§ REQUEST
Determine the count of lines holding "hints" and give that count alone.

START

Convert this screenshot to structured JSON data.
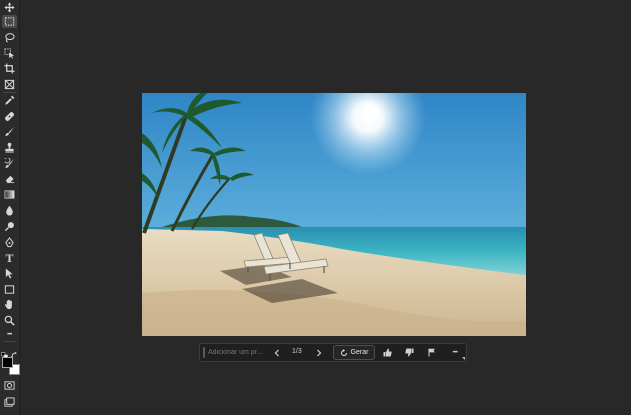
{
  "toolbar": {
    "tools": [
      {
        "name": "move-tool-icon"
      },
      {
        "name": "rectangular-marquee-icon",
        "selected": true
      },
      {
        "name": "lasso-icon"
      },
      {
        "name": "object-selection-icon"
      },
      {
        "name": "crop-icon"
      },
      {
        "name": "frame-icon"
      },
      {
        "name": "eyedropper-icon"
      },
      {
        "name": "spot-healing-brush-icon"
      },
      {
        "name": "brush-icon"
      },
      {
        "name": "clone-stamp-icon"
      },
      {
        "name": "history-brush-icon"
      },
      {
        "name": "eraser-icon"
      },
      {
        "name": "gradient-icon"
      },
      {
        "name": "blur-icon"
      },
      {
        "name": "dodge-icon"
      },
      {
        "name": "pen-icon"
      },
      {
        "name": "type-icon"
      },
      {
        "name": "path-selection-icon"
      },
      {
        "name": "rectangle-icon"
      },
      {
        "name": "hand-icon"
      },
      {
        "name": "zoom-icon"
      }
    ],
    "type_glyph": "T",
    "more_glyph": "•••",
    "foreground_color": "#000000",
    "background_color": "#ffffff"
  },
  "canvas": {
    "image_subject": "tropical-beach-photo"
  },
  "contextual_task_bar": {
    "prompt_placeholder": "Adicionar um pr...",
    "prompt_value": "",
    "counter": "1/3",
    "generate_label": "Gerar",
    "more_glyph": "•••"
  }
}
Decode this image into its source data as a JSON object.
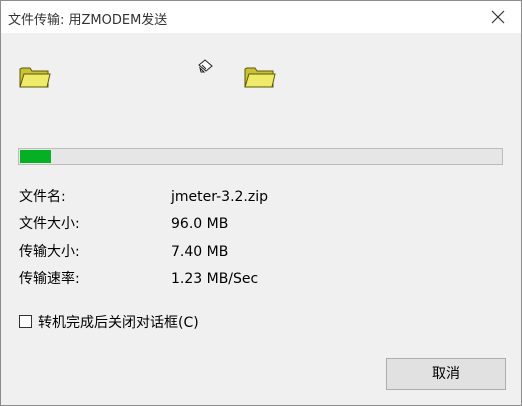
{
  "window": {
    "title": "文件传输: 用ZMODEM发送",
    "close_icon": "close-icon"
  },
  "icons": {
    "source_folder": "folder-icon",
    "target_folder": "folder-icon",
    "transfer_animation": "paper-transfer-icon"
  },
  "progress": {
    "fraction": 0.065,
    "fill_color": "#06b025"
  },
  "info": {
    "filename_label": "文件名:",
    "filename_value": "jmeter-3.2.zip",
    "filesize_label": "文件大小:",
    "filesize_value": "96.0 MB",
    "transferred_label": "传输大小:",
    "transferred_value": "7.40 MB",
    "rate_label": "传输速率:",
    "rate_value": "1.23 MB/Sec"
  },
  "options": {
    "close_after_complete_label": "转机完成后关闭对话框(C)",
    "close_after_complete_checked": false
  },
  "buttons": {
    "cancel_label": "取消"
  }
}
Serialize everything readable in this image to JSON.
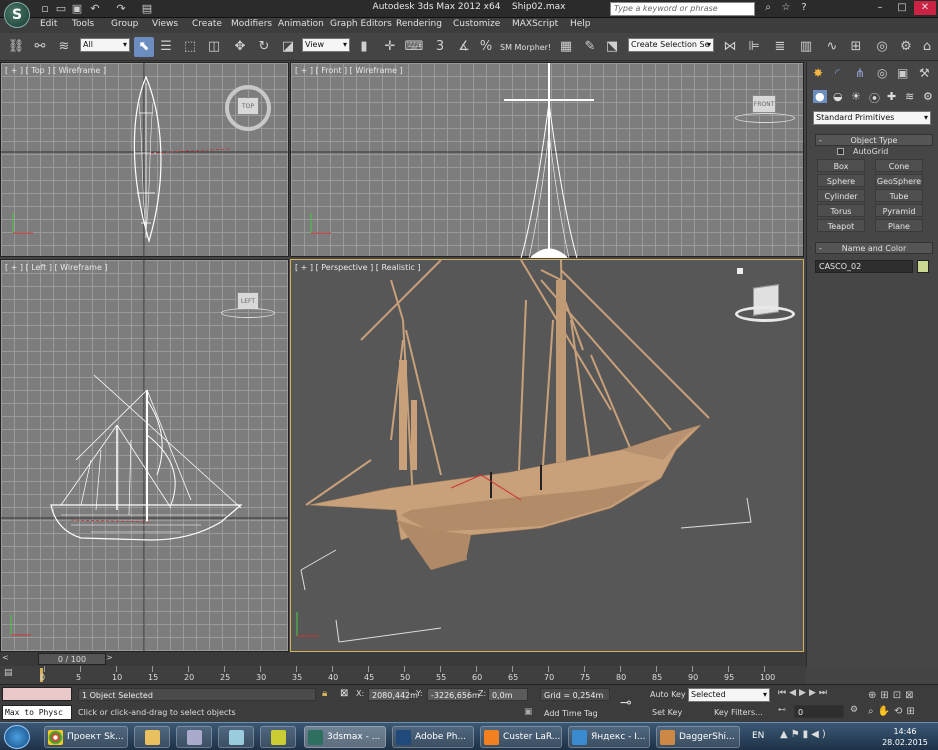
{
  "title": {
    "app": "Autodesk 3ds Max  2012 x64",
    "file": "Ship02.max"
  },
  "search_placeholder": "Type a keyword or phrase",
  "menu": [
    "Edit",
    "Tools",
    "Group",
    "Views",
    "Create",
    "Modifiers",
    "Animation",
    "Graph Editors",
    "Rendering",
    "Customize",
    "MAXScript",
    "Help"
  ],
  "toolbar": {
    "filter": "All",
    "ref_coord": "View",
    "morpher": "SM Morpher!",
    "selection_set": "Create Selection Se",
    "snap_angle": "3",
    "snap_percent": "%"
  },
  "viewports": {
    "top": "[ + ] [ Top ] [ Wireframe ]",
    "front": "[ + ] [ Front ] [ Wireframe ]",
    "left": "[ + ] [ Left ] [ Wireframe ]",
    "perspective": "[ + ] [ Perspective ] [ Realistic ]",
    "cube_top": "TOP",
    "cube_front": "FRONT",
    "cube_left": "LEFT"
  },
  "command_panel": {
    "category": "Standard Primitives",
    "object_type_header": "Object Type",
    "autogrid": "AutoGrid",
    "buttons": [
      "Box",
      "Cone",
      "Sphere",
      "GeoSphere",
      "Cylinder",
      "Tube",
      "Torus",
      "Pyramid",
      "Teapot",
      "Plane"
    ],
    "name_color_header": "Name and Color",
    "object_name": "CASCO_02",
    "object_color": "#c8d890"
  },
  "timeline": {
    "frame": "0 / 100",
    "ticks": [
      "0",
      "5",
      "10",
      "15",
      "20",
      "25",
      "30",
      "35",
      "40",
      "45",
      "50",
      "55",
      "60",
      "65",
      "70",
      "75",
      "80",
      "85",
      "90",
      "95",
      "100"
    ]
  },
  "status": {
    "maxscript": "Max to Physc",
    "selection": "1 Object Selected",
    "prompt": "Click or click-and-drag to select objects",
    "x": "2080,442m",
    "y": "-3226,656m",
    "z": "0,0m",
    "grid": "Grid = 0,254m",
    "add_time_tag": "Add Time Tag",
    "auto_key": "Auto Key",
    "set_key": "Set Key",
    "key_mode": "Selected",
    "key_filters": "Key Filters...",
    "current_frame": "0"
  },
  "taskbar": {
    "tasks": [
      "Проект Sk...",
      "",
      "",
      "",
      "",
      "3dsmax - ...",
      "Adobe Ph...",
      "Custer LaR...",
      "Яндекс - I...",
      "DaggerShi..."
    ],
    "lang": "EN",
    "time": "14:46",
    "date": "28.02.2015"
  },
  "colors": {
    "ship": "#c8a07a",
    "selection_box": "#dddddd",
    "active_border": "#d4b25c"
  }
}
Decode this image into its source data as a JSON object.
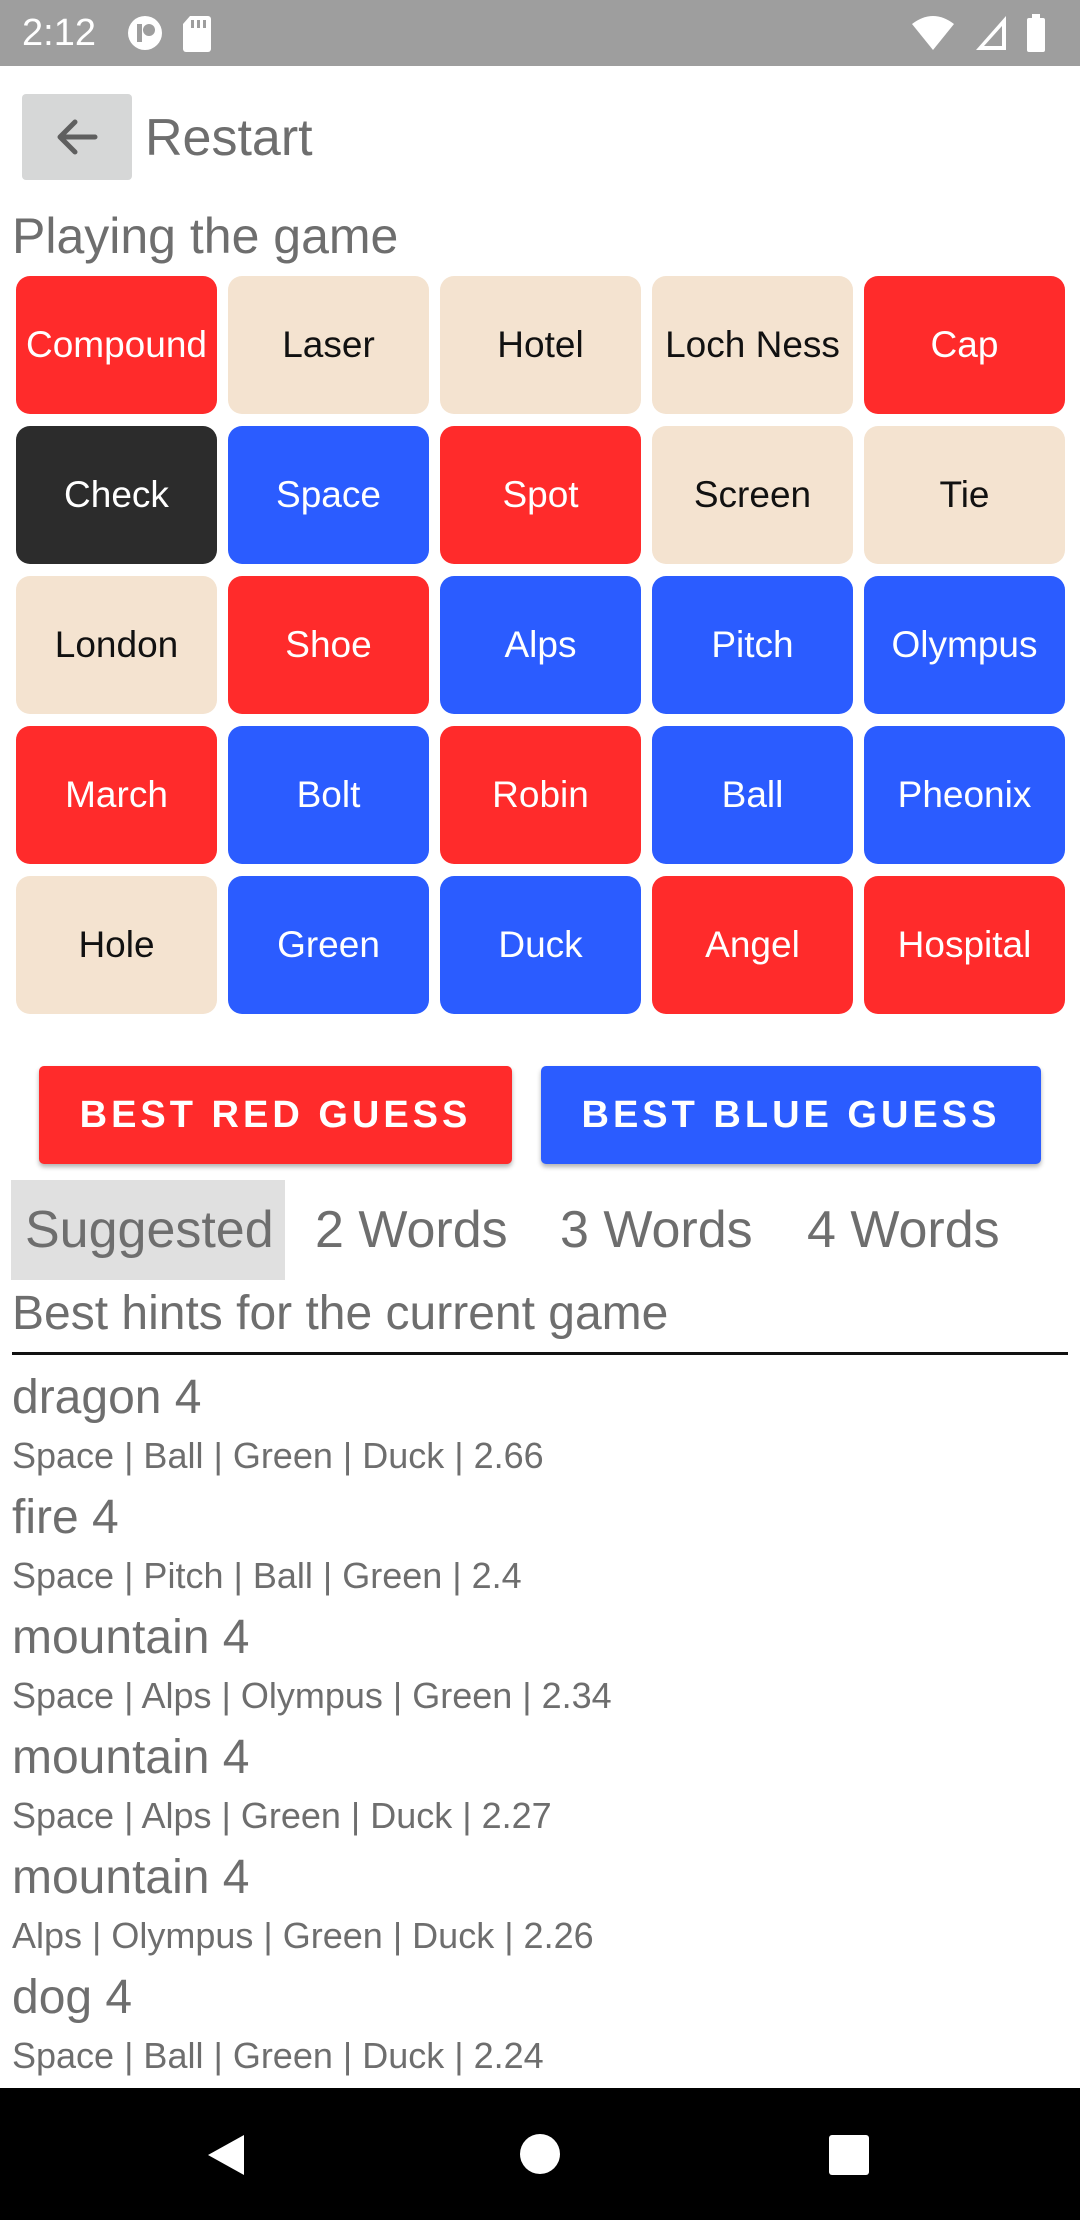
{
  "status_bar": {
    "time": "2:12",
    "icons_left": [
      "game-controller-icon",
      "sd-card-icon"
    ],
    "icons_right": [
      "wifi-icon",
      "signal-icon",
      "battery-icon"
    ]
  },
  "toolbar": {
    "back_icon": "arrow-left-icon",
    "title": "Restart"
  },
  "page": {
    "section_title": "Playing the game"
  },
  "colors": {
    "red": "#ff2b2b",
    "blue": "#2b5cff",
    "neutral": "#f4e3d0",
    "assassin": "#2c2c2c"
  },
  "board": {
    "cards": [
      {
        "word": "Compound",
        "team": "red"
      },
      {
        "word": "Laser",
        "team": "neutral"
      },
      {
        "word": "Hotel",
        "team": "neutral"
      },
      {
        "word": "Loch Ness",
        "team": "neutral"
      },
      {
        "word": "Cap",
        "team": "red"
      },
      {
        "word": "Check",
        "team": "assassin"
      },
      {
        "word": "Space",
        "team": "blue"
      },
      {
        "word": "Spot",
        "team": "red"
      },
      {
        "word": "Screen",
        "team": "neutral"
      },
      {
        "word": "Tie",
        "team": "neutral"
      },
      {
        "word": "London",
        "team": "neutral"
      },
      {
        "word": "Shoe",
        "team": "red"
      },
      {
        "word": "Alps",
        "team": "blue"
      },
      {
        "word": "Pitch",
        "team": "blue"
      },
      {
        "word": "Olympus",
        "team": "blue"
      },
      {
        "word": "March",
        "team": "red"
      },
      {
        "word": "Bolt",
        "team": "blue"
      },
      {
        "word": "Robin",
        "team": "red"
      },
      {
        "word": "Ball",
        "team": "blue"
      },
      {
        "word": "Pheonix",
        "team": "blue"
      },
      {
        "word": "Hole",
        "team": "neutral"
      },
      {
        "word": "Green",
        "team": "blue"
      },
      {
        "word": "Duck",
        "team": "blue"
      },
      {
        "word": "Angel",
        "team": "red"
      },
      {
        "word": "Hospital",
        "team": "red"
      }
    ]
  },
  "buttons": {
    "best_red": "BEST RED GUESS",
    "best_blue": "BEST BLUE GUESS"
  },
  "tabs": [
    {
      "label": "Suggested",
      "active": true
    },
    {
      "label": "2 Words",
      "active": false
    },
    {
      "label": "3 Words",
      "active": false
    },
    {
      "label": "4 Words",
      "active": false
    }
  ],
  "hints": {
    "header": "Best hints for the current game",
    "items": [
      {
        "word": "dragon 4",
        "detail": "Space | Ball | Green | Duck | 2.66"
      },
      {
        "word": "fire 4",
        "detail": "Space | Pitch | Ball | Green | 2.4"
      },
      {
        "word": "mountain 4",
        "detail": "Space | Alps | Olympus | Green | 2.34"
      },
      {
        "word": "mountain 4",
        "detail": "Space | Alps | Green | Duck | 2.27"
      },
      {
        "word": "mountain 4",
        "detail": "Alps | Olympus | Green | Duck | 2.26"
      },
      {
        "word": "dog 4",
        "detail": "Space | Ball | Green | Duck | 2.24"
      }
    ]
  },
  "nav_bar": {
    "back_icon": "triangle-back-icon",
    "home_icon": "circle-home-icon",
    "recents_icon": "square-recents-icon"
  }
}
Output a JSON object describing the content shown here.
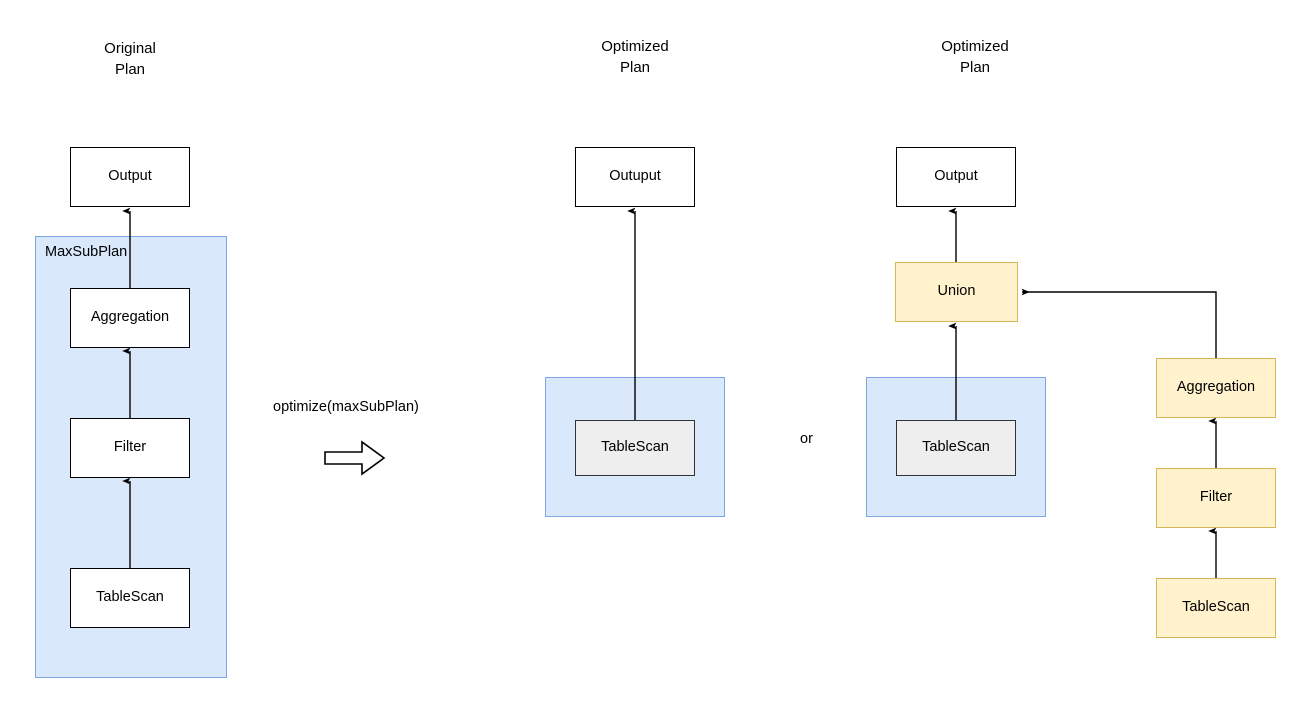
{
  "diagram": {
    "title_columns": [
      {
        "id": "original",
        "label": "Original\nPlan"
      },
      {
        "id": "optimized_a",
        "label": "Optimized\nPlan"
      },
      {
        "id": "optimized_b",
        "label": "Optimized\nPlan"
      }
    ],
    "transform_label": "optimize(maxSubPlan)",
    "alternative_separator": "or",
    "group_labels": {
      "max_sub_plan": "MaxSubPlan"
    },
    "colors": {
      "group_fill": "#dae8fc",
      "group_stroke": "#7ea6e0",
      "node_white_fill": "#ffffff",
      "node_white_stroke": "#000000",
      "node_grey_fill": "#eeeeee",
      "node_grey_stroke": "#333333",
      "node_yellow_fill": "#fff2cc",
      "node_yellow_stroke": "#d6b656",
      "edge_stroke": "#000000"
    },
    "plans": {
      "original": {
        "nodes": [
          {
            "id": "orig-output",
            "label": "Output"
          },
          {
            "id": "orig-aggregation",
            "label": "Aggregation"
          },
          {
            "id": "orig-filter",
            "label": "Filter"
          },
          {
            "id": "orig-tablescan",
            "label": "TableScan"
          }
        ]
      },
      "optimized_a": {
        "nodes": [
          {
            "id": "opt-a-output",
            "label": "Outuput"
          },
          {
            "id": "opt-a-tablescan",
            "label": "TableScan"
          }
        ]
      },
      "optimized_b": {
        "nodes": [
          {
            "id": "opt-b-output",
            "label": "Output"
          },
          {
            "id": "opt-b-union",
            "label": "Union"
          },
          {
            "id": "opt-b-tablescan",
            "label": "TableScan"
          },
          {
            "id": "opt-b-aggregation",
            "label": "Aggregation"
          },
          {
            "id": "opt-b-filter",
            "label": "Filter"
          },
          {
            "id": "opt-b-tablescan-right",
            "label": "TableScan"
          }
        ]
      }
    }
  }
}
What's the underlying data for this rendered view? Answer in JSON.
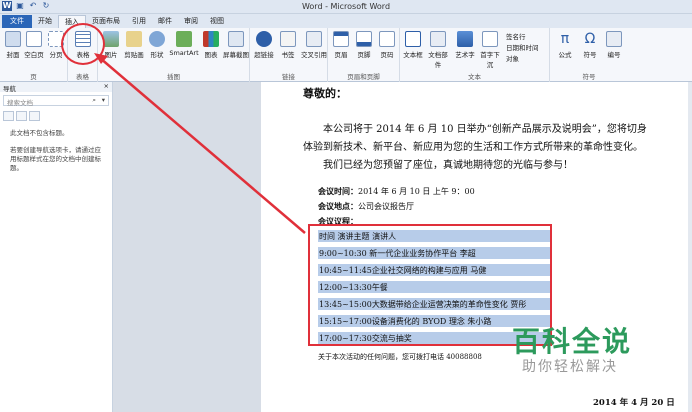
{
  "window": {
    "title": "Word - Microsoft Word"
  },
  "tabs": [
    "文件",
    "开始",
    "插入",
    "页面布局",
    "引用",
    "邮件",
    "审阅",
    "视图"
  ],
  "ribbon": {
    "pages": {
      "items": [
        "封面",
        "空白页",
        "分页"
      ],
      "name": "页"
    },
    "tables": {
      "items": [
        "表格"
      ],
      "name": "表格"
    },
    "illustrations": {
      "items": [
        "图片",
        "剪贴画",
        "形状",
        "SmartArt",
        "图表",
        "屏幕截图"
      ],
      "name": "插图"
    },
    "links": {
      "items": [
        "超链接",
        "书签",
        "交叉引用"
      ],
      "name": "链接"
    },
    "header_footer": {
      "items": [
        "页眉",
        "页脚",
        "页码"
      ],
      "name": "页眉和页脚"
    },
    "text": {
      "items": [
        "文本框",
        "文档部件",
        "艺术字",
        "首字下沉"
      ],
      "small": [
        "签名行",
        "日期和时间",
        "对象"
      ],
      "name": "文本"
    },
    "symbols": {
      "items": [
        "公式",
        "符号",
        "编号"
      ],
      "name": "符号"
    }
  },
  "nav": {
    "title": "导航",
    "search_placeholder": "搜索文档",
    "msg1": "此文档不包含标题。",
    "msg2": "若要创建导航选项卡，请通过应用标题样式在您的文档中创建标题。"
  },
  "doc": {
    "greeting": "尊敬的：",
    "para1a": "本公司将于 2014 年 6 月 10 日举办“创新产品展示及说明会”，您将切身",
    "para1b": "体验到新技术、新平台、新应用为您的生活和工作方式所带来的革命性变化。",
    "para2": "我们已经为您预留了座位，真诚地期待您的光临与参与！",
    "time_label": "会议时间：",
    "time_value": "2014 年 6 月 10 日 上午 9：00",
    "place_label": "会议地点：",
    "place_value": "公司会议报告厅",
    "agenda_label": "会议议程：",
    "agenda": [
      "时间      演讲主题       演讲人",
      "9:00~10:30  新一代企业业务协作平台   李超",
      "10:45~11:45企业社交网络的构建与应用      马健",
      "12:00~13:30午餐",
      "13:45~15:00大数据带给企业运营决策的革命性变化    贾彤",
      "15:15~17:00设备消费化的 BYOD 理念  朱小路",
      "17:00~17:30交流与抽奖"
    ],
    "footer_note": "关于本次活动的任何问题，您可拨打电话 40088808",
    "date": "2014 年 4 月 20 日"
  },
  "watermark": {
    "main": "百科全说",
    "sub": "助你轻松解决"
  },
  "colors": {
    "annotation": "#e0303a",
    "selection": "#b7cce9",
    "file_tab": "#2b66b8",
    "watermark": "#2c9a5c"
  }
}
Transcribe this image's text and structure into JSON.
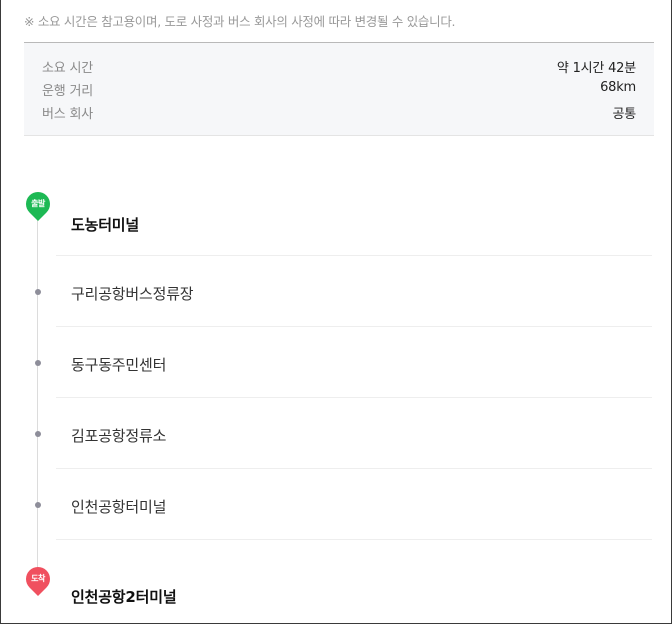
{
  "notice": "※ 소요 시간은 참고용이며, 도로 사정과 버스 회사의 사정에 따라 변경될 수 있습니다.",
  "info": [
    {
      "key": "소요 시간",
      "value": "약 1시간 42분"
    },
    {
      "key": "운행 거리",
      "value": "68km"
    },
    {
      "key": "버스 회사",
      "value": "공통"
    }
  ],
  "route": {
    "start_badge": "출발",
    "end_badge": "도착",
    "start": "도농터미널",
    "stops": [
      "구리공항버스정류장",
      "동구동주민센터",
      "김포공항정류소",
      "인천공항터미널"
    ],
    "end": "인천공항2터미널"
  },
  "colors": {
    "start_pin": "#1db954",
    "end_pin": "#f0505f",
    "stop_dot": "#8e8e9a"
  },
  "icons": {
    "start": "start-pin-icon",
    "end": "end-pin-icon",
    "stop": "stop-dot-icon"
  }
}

END

§ EXERCISE ANSWER
2